▸ GIVEN ENTRIES:
## BEGIN

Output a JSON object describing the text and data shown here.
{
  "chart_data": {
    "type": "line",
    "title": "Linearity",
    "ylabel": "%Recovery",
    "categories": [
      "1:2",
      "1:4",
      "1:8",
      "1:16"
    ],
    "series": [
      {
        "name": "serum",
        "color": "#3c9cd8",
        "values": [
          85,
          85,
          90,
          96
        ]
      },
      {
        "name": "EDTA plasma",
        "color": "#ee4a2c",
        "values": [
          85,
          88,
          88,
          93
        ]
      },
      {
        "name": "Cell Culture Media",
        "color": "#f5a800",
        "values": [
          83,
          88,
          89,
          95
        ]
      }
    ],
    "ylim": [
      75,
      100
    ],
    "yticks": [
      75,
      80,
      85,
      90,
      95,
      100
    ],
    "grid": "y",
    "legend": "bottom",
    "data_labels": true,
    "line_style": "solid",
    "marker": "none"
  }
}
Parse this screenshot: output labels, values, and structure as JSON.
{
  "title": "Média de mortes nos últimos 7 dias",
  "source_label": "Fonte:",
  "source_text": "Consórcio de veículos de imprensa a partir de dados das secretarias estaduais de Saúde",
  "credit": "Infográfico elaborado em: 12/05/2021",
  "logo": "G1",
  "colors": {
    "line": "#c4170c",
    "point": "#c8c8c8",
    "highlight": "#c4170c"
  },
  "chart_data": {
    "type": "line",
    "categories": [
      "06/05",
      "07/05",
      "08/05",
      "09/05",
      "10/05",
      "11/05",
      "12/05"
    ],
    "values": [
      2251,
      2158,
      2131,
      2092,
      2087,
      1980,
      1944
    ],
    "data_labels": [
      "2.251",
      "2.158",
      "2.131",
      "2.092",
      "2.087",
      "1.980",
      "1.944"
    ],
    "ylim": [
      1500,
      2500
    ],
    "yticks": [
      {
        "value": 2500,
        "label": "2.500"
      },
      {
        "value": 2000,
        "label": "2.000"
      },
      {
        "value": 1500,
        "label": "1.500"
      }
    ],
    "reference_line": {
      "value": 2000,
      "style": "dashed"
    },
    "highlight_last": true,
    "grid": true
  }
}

## END

▸ REQUIREMENT: Could you quote, exactly as they appear, the line containing "Parse this screenshot: output" and every line after it to the end of the records above?

▸ EXERCISE ANSWER:
Parse this screenshot: output labels, values, and structure as JSON.
{
  "title": "Média de mortes nos últimos 7 dias",
  "source_label": "Fonte:",
  "source_text": "Consórcio de veículos de imprensa a partir de dados das secretarias estaduais de Saúde",
  "credit": "Infográfico elaborado em: 12/05/2021",
  "logo": "G1",
  "colors": {
    "line": "#c4170c",
    "point": "#c8c8c8",
    "highlight": "#c4170c"
  },
  "chart_data": {
    "type": "line",
    "categories": [
      "06/05",
      "07/05",
      "08/05",
      "09/05",
      "10/05",
      "11/05",
      "12/05"
    ],
    "values": [
      2251,
      2158,
      2131,
      2092,
      2087,
      1980,
      1944
    ],
    "data_labels": [
      "2.251",
      "2.158",
      "2.131",
      "2.092",
      "2.087",
      "1.980",
      "1.944"
    ],
    "ylim": [
      1500,
      2500
    ],
    "yticks": [
      {
        "value": 2500,
        "label": "2.500"
      },
      {
        "value": 2000,
        "label": "2.000"
      },
      {
        "value": 1500,
        "label": "1.500"
      }
    ],
    "reference_line": {
      "value": 2000,
      "style": "dashed"
    },
    "highlight_last": true,
    "grid": true
  }
}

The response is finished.